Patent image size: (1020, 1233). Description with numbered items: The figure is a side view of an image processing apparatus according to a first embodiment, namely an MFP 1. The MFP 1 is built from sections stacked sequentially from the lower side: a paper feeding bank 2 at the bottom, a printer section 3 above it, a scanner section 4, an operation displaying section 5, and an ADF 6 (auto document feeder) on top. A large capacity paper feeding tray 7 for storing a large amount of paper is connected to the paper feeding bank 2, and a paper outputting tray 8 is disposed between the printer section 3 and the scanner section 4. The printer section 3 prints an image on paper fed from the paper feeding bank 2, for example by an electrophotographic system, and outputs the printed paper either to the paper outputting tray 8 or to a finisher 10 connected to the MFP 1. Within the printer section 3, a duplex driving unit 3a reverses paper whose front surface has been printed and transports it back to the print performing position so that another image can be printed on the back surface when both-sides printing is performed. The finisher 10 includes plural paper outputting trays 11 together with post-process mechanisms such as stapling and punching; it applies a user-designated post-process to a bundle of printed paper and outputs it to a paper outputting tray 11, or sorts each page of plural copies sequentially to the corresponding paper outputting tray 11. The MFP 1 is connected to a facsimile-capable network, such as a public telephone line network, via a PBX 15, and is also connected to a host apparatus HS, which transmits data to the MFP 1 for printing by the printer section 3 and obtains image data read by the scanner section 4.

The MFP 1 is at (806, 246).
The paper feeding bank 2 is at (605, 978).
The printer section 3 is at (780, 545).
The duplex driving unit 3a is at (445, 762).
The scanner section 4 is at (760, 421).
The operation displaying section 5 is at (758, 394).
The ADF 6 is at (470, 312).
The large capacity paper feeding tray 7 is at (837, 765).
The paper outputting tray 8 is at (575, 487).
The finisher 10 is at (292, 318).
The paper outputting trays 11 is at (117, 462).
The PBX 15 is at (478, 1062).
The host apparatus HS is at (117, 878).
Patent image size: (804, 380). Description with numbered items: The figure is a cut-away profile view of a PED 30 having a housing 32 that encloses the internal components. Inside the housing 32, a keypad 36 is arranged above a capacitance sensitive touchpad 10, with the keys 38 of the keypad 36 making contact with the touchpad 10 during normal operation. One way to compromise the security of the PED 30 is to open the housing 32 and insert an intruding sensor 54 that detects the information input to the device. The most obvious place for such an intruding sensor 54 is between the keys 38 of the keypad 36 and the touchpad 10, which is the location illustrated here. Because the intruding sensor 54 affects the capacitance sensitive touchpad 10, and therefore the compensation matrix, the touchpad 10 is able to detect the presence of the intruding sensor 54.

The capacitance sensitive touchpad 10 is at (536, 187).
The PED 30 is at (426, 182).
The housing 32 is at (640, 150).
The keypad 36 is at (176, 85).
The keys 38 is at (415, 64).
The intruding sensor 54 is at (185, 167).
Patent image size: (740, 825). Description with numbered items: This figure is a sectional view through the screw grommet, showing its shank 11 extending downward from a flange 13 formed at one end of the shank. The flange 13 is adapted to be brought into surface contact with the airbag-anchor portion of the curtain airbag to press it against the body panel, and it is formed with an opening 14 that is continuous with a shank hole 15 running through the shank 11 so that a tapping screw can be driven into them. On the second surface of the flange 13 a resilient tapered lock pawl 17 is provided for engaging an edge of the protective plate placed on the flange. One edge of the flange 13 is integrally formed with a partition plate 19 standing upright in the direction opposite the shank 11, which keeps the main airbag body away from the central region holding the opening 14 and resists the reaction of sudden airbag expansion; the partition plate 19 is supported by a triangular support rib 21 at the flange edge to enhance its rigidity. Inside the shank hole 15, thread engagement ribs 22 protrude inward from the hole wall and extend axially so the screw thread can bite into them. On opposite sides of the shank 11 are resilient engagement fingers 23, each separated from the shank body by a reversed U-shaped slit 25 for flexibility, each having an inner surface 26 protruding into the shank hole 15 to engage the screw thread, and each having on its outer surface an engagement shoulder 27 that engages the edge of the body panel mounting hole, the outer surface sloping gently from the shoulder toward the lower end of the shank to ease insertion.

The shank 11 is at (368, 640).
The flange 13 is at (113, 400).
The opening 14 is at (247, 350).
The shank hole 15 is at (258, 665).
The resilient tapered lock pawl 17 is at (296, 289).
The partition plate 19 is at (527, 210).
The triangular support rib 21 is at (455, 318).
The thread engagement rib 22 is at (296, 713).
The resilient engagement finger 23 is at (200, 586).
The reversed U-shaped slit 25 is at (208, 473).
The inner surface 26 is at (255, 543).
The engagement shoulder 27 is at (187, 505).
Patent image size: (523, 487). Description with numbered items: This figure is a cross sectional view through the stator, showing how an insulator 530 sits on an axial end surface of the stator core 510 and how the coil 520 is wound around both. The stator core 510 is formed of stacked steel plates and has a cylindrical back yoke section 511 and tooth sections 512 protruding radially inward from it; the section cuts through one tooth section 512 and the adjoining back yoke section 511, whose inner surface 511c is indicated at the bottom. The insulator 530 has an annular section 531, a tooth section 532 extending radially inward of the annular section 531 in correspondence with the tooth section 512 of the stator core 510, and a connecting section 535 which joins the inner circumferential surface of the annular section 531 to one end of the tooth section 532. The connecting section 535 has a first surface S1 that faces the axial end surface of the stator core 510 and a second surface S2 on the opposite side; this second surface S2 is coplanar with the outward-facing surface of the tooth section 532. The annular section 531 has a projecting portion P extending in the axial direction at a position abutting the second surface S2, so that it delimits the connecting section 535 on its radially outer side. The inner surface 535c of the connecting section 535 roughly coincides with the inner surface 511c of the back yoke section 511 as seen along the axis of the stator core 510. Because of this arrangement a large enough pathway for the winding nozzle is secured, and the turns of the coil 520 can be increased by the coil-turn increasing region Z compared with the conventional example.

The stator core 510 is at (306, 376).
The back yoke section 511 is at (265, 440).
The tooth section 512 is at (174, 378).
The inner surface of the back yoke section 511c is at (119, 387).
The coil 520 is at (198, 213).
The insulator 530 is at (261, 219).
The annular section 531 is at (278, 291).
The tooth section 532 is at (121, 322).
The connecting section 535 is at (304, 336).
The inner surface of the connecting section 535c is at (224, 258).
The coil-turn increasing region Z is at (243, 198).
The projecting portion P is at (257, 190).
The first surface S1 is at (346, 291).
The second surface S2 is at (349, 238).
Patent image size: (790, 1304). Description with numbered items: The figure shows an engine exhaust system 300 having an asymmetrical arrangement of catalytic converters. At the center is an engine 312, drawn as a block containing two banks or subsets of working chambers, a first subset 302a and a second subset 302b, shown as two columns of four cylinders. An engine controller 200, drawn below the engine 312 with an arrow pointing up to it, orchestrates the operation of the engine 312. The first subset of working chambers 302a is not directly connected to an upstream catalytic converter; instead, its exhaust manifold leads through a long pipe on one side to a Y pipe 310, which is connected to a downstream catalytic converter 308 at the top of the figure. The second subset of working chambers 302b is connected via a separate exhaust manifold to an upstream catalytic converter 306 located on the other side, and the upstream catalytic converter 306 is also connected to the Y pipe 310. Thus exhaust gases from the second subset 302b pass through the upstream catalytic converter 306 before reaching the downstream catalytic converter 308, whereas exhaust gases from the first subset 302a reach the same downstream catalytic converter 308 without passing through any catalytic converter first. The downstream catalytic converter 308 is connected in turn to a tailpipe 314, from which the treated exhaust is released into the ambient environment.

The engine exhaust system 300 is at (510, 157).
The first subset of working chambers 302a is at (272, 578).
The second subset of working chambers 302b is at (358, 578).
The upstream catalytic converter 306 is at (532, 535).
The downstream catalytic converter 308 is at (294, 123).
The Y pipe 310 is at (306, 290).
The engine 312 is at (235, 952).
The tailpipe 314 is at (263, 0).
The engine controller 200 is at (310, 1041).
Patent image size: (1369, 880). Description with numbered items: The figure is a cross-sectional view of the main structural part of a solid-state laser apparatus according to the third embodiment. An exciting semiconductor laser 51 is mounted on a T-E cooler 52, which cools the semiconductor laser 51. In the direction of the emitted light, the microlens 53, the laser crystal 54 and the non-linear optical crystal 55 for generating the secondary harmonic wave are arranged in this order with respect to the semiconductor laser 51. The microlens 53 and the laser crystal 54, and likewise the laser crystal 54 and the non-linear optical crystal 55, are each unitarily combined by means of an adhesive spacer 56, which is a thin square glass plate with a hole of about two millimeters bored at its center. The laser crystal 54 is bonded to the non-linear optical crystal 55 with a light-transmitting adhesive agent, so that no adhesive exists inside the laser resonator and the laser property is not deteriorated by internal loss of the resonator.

### Instructions to follow
Please lay out the listing as a two-column CSV headed input and output, beginning at the line that has "Patent image size: (804, 380)." and stopping after the line that has "The intruding sensor 54 is at (185, 167).". Put each text and its answer on one row, each in its own quoted field, with line breaks turned into spaces.

### Task response
input,output
"Patent image size: (804, 380). Description with numbered items: The figure is a cut-away profile view of a PED 30 having a housing 32 that encloses the internal components. Inside the housing 32, a keypad 36 is arranged above a capacitance sensitive touchpad 10, with the keys 38 of the keypad 36 making contact with the touchpad 10 during normal operation. One way to compromise the security of the PED 30 is to open the housing 32 and insert an intruding sensor 54 that detects the information input to the device. The most obvious place for such an intruding sensor 54 is between the keys 38 of the keypad 36 and the touchpad 10, which is the location illustrated here. Because the intruding sensor 54 affects the capacitance sensitive touchpad 10, and therefore the compensation matrix, the touchpad 10 is able to detect the presence of the intruding sensor 54.","The capacitance sensitive touchpad 10 is at (536, 187). The PED 30 is at (426, 182). The housing 32 is at (640, 150). The keypad 36 is at (176, 85). The keys 38 is at (415, 64). The intruding sensor 54 is at (185, 167)."